GIVEN ENTRIES:
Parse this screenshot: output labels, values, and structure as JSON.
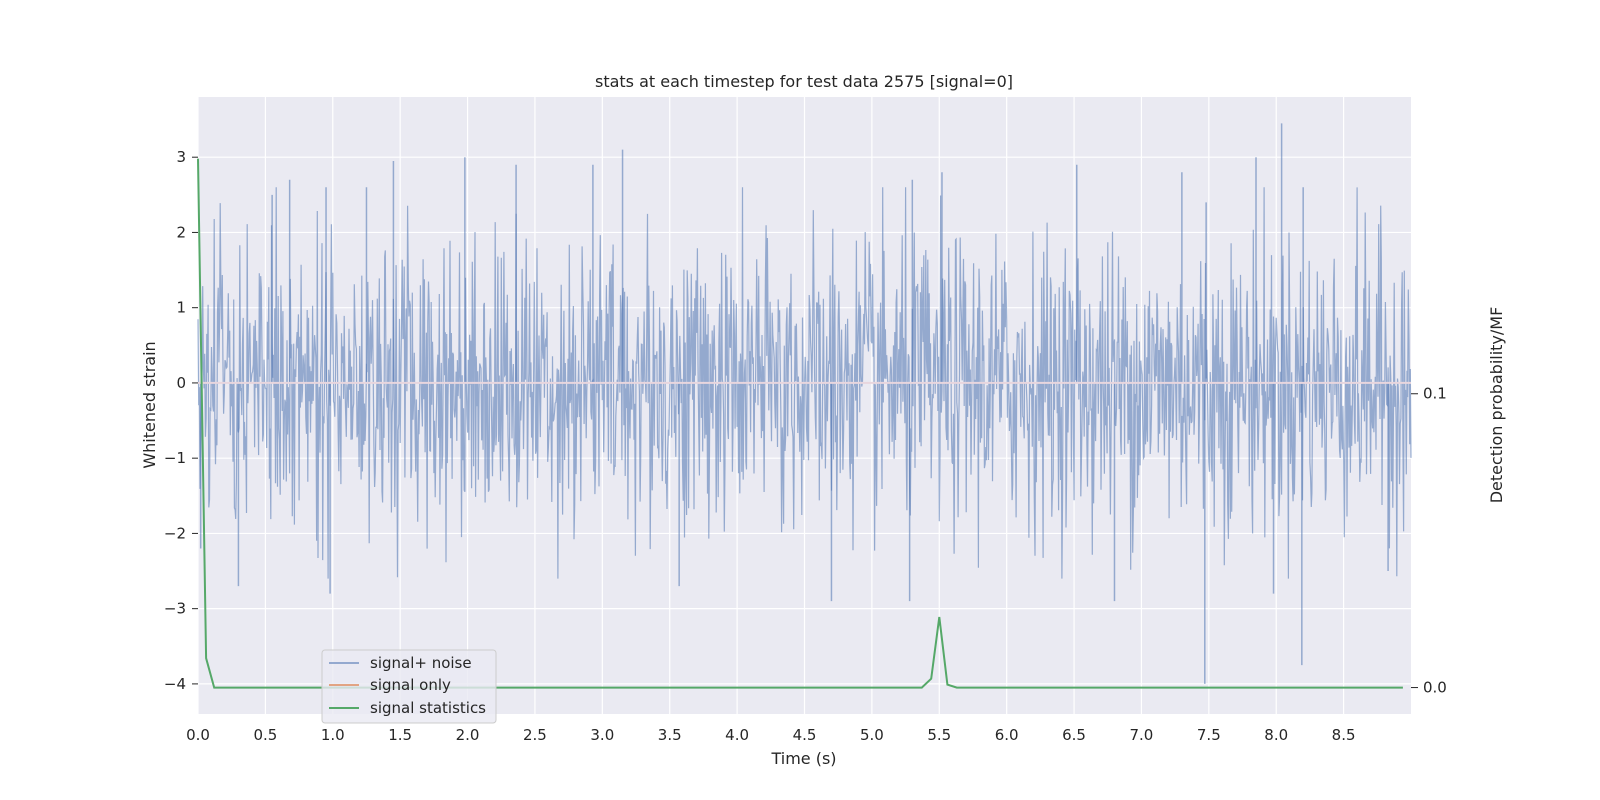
{
  "chart_data": {
    "type": "line",
    "title": "stats at each timestep for test data 2575 [signal=0]",
    "xlabel": "Time (s)",
    "ylabel": "Whitened strain",
    "y2label": "Detection probability/MF",
    "xlim": [
      0.0,
      9.0
    ],
    "ylim": [
      -4.4,
      3.8
    ],
    "y2lim": [
      -0.009,
      0.201
    ],
    "xticks": [
      0.0,
      0.5,
      1.0,
      1.5,
      2.0,
      2.5,
      3.0,
      3.5,
      4.0,
      4.5,
      5.0,
      5.5,
      6.0,
      6.5,
      7.0,
      7.5,
      8.0,
      8.5
    ],
    "xtick_labels": [
      "0.0",
      "0.5",
      "1.0",
      "1.5",
      "2.0",
      "2.5",
      "3.0",
      "3.5",
      "4.0",
      "4.5",
      "5.0",
      "5.5",
      "6.0",
      "6.5",
      "7.0",
      "7.5",
      "8.0",
      "8.5"
    ],
    "yticks": [
      -4,
      -3,
      -2,
      -1,
      0,
      1,
      2,
      3
    ],
    "ytick_labels": [
      "−4",
      "−3",
      "−2",
      "−1",
      "0",
      "1",
      "2",
      "3"
    ],
    "y2ticks": [
      0.0,
      0.1
    ],
    "y2tick_labels": [
      "0.0",
      "0.1"
    ],
    "grid": true,
    "legend_position": "lower-left",
    "series": [
      {
        "name": "signal+ noise",
        "color": "#4c72b0",
        "axis": "left",
        "description": "whitened noise, envelope approx ±1.5 with peaks to ±3",
        "peaks": [
          {
            "x": 0.02,
            "y": -2.2
          },
          {
            "x": 0.3,
            "y": -2.7
          },
          {
            "x": 0.55,
            "y": 2.5
          },
          {
            "x": 0.68,
            "y": 2.7
          },
          {
            "x": 0.95,
            "y": 2.6
          },
          {
            "x": 0.98,
            "y": -2.8
          },
          {
            "x": 1.25,
            "y": 2.6
          },
          {
            "x": 1.45,
            "y": 2.95
          },
          {
            "x": 1.98,
            "y": 3.0
          },
          {
            "x": 2.36,
            "y": 2.9
          },
          {
            "x": 2.93,
            "y": 2.9
          },
          {
            "x": 3.15,
            "y": 3.1
          },
          {
            "x": 3.57,
            "y": -2.7
          },
          {
            "x": 4.7,
            "y": -2.9
          },
          {
            "x": 5.28,
            "y": -2.9
          },
          {
            "x": 5.3,
            "y": 2.7
          },
          {
            "x": 5.52,
            "y": 2.8
          },
          {
            "x": 6.52,
            "y": 2.9
          },
          {
            "x": 6.8,
            "y": -2.9
          },
          {
            "x": 7.3,
            "y": 2.8
          },
          {
            "x": 7.47,
            "y": -4.0
          },
          {
            "x": 7.48,
            "y": 2.4
          },
          {
            "x": 7.85,
            "y": 3.0
          },
          {
            "x": 7.98,
            "y": -2.8
          },
          {
            "x": 8.04,
            "y": 3.45
          },
          {
            "x": 8.19,
            "y": -3.75
          },
          {
            "x": 8.2,
            "y": 2.6
          },
          {
            "x": 8.83,
            "y": -2.5
          }
        ]
      },
      {
        "name": "signal only",
        "color": "#dd8452",
        "axis": "left",
        "x": [
          0.0,
          9.0
        ],
        "y": [
          0.0,
          0.0
        ]
      },
      {
        "name": "signal statistics",
        "color": "#55a868",
        "axis": "right",
        "x": [
          0.0,
          0.06,
          0.12,
          5.37,
          5.44,
          5.5,
          5.56,
          5.63,
          8.94
        ],
        "y": [
          0.18,
          0.01,
          0.0,
          0.0,
          0.003,
          0.024,
          0.001,
          0.0,
          0.0
        ]
      }
    ]
  }
}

TO DO: Repeat the data above exactly, but not the pictures.

FULL OUTPUT:
Parse this screenshot: output labels, values, and structure as JSON.
{
  "chart_data": {
    "type": "line",
    "title": "stats at each timestep for test data 2575 [signal=0]",
    "xlabel": "Time (s)",
    "ylabel": "Whitened strain",
    "y2label": "Detection probability/MF",
    "xlim": [
      0.0,
      9.0
    ],
    "ylim": [
      -4.4,
      3.8
    ],
    "y2lim": [
      -0.009,
      0.201
    ],
    "xticks": [
      0.0,
      0.5,
      1.0,
      1.5,
      2.0,
      2.5,
      3.0,
      3.5,
      4.0,
      4.5,
      5.0,
      5.5,
      6.0,
      6.5,
      7.0,
      7.5,
      8.0,
      8.5
    ],
    "xtick_labels": [
      "0.0",
      "0.5",
      "1.0",
      "1.5",
      "2.0",
      "2.5",
      "3.0",
      "3.5",
      "4.0",
      "4.5",
      "5.0",
      "5.5",
      "6.0",
      "6.5",
      "7.0",
      "7.5",
      "8.0",
      "8.5"
    ],
    "yticks": [
      -4,
      -3,
      -2,
      -1,
      0,
      1,
      2,
      3
    ],
    "ytick_labels": [
      "−4",
      "−3",
      "−2",
      "−1",
      "0",
      "1",
      "2",
      "3"
    ],
    "y2ticks": [
      0.0,
      0.1
    ],
    "y2tick_labels": [
      "0.0",
      "0.1"
    ],
    "grid": true,
    "legend_position": "lower-left",
    "series": [
      {
        "name": "signal+ noise",
        "color": "#4c72b0",
        "axis": "left",
        "description": "whitened noise, envelope approx ±1.5 with peaks to ±3",
        "peaks": [
          {
            "x": 0.02,
            "y": -2.2
          },
          {
            "x": 0.3,
            "y": -2.7
          },
          {
            "x": 0.55,
            "y": 2.5
          },
          {
            "x": 0.68,
            "y": 2.7
          },
          {
            "x": 0.95,
            "y": 2.6
          },
          {
            "x": 0.98,
            "y": -2.8
          },
          {
            "x": 1.25,
            "y": 2.6
          },
          {
            "x": 1.45,
            "y": 2.95
          },
          {
            "x": 1.98,
            "y": 3.0
          },
          {
            "x": 2.36,
            "y": 2.9
          },
          {
            "x": 2.93,
            "y": 2.9
          },
          {
            "x": 3.15,
            "y": 3.1
          },
          {
            "x": 3.57,
            "y": -2.7
          },
          {
            "x": 4.7,
            "y": -2.9
          },
          {
            "x": 5.28,
            "y": -2.9
          },
          {
            "x": 5.3,
            "y": 2.7
          },
          {
            "x": 5.52,
            "y": 2.8
          },
          {
            "x": 6.52,
            "y": 2.9
          },
          {
            "x": 6.8,
            "y": -2.9
          },
          {
            "x": 7.3,
            "y": 2.8
          },
          {
            "x": 7.47,
            "y": -4.0
          },
          {
            "x": 7.48,
            "y": 2.4
          },
          {
            "x": 7.85,
            "y": 3.0
          },
          {
            "x": 7.98,
            "y": -2.8
          },
          {
            "x": 8.04,
            "y": 3.45
          },
          {
            "x": 8.19,
            "y": -3.75
          },
          {
            "x": 8.2,
            "y": 2.6
          },
          {
            "x": 8.83,
            "y": -2.5
          }
        ]
      },
      {
        "name": "signal only",
        "color": "#dd8452",
        "axis": "left",
        "x": [
          0.0,
          9.0
        ],
        "y": [
          0.0,
          0.0
        ]
      },
      {
        "name": "signal statistics",
        "color": "#55a868",
        "axis": "right",
        "x": [
          0.0,
          0.06,
          0.12,
          5.37,
          5.44,
          5.5,
          5.56,
          5.63,
          8.94
        ],
        "y": [
          0.18,
          0.01,
          0.0,
          0.0,
          0.003,
          0.024,
          0.001,
          0.0,
          0.0
        ]
      }
    ]
  }
}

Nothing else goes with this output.